### Task objective:
In the entries below, find the lines that contain the word "message" and copy them.
# START OF Material shown
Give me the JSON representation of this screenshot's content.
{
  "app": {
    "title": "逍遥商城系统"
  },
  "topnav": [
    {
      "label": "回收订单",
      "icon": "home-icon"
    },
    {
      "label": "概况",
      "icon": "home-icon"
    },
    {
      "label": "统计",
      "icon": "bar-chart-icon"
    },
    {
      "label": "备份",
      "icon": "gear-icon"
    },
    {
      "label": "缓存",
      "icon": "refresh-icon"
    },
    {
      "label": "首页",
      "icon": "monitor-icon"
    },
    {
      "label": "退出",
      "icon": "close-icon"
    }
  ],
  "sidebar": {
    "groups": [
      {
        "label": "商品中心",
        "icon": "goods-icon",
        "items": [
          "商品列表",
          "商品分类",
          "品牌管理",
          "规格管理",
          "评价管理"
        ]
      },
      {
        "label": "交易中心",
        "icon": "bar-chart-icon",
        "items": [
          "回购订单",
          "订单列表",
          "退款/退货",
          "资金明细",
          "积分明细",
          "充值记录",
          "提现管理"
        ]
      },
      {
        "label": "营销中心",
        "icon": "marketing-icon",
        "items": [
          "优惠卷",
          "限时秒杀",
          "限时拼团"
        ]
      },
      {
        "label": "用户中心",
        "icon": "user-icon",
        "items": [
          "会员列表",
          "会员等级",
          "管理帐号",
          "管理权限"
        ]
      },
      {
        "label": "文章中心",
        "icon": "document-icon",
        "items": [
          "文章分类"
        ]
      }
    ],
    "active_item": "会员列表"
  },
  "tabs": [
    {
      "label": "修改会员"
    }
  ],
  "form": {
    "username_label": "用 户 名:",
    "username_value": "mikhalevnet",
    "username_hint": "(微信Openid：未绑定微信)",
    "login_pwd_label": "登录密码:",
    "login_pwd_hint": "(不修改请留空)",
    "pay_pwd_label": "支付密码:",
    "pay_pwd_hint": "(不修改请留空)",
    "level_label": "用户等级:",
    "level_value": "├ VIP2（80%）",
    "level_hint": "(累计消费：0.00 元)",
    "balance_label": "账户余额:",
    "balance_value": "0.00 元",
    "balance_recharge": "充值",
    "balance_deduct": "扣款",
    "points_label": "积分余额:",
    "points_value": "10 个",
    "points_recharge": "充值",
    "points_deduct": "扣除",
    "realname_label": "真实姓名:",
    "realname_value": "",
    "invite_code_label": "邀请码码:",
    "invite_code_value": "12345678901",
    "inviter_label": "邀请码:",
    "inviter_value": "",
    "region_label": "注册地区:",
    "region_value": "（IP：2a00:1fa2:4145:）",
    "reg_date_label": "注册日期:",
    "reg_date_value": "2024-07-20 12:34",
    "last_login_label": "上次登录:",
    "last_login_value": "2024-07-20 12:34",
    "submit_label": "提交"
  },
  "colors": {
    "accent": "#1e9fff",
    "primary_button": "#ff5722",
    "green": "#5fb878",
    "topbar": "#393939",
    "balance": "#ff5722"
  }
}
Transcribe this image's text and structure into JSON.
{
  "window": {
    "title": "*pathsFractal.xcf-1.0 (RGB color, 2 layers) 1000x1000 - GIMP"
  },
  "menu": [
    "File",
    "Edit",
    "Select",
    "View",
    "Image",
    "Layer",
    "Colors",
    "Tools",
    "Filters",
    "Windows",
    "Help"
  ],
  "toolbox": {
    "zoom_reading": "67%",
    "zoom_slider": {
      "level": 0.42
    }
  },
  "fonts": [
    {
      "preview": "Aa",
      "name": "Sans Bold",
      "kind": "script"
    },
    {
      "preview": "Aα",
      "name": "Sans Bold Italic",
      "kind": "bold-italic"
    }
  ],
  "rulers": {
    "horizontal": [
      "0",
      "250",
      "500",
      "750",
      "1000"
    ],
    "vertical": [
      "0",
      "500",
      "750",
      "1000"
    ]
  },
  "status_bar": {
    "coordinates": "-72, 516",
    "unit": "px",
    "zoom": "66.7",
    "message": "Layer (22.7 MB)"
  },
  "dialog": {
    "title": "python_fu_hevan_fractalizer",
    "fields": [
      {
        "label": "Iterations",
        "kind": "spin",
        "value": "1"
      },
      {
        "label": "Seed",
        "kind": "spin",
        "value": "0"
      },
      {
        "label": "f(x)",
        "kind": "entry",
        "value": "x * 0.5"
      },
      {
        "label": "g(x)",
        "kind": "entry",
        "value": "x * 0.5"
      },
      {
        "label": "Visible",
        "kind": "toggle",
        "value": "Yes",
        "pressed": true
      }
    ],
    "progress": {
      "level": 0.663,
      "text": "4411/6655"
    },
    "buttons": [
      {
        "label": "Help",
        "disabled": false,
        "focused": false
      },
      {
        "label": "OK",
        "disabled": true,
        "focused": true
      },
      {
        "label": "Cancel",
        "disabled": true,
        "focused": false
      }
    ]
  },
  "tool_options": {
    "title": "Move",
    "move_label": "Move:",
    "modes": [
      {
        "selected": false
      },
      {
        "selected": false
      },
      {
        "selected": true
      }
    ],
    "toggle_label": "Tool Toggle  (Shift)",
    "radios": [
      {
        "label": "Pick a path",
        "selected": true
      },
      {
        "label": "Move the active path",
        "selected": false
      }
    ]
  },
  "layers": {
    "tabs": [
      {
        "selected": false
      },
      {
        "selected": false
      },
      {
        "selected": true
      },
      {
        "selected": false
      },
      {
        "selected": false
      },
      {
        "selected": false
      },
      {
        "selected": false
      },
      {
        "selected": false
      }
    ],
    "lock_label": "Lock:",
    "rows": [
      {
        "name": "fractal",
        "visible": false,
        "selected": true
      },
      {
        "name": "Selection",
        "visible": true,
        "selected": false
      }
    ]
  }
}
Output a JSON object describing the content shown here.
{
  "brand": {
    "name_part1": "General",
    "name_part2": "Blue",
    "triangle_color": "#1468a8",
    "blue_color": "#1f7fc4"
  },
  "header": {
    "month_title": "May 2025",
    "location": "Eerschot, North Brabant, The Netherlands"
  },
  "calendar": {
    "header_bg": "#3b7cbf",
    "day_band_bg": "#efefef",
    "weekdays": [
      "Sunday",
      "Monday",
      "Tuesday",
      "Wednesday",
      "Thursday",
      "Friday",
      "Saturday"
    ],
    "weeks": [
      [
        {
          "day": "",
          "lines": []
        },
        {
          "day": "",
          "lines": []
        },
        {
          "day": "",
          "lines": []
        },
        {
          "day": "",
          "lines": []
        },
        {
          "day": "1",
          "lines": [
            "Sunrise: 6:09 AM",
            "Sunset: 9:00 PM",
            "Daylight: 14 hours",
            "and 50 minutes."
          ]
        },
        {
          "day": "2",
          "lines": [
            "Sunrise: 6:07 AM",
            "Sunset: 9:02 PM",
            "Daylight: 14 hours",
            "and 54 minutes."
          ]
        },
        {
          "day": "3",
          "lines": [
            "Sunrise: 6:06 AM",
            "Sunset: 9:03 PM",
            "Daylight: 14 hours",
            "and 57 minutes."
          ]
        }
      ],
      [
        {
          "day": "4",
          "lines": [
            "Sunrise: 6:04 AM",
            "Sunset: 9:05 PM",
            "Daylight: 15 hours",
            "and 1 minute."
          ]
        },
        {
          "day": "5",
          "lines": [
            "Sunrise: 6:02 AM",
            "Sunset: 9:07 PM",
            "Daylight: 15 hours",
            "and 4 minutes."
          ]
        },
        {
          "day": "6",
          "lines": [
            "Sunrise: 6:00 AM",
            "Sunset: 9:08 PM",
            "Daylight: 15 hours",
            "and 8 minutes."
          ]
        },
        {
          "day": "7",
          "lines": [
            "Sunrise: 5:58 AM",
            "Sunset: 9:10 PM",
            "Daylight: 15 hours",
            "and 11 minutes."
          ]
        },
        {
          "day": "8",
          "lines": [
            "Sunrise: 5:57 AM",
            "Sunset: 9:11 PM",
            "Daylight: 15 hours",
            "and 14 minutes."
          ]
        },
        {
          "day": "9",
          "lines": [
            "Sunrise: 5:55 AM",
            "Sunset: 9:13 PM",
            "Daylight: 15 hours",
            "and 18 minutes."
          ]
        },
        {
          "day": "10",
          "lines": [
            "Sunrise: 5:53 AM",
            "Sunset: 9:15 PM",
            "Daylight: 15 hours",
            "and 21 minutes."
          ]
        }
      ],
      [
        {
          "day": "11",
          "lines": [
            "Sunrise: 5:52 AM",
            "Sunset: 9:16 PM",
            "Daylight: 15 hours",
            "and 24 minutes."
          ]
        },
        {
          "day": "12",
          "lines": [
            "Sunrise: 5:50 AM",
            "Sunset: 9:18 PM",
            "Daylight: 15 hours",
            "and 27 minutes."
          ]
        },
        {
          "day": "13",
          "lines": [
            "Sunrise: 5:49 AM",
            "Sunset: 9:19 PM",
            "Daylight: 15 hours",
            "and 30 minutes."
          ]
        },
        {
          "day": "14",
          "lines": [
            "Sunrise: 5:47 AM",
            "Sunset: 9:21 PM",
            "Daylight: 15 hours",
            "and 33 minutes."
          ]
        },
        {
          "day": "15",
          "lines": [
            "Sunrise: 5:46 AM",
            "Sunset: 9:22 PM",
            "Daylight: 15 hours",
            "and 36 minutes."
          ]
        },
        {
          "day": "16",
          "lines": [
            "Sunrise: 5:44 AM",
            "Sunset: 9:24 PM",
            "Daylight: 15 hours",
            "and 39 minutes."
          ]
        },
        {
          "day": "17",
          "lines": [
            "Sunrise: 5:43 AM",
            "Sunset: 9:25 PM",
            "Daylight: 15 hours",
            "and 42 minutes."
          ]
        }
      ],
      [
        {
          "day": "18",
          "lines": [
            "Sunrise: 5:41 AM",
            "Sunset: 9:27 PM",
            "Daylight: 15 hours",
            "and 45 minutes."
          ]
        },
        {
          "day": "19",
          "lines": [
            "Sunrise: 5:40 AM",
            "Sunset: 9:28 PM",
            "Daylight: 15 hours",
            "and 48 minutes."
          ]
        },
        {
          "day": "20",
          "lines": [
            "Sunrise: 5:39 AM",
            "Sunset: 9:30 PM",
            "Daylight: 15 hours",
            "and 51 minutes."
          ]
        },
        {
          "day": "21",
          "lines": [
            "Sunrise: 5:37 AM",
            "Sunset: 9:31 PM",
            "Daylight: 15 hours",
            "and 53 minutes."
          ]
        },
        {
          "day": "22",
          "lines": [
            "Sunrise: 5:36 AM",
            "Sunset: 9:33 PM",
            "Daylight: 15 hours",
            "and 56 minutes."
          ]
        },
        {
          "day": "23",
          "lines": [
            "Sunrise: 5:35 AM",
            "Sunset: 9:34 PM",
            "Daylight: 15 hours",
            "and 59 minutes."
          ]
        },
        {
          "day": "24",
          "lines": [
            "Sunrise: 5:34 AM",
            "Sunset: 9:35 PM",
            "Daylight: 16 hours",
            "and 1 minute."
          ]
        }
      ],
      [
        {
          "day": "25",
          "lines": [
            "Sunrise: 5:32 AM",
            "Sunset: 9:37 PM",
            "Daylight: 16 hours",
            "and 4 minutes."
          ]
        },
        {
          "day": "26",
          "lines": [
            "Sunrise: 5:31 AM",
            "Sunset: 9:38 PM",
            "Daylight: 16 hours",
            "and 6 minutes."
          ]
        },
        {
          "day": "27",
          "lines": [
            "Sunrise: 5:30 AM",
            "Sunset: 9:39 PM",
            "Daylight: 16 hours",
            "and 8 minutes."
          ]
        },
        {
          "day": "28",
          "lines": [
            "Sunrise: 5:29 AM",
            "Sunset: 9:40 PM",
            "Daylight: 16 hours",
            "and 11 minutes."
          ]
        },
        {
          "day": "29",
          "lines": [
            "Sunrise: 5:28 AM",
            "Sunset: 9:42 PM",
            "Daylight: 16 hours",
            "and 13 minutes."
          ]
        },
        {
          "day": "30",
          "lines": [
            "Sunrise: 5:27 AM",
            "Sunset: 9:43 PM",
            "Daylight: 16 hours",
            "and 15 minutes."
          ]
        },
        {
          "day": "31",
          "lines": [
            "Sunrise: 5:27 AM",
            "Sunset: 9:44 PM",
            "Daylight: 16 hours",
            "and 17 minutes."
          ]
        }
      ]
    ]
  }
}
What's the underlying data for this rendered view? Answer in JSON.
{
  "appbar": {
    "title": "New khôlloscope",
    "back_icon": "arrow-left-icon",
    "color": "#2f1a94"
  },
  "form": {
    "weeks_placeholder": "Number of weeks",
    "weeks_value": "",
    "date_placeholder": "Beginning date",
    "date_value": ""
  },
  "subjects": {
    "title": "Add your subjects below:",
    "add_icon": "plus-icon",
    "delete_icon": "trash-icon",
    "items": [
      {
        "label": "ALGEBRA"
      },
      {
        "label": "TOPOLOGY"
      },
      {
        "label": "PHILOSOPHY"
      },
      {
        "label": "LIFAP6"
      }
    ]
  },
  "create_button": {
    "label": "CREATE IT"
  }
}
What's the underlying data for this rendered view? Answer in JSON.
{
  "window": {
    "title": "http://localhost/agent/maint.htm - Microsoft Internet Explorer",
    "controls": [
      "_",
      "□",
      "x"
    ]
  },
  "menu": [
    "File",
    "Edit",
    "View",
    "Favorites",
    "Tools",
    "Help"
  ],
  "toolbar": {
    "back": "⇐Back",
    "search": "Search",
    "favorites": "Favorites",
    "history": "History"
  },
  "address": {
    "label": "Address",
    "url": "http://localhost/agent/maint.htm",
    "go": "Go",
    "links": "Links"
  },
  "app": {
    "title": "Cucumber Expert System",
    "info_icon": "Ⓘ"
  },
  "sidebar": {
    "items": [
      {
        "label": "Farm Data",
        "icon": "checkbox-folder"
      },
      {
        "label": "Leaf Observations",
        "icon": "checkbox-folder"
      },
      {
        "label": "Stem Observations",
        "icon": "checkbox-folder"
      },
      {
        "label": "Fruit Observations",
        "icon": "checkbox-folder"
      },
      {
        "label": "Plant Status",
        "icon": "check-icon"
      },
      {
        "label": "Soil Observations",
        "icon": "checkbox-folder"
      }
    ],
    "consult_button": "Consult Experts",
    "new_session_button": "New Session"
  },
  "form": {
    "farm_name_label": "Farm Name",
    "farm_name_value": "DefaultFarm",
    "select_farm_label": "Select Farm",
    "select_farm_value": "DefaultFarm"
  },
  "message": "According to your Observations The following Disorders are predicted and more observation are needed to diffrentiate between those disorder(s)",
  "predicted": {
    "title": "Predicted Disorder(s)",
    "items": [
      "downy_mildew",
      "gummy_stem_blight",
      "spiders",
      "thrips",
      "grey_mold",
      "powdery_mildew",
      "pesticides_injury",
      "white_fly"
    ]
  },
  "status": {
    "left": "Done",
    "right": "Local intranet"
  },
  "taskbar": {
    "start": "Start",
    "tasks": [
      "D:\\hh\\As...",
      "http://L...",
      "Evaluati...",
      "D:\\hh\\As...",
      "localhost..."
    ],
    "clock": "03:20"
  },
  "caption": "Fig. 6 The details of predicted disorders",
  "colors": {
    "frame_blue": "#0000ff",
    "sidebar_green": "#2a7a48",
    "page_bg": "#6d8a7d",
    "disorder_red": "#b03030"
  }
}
# END OF Material shown
### Exercise answer:
    "message": "Layer (22.7 MB)"
  "message": "According to your Observations The following Disorders are predicted and more observation are needed to diffrentiate between those disorder(s)",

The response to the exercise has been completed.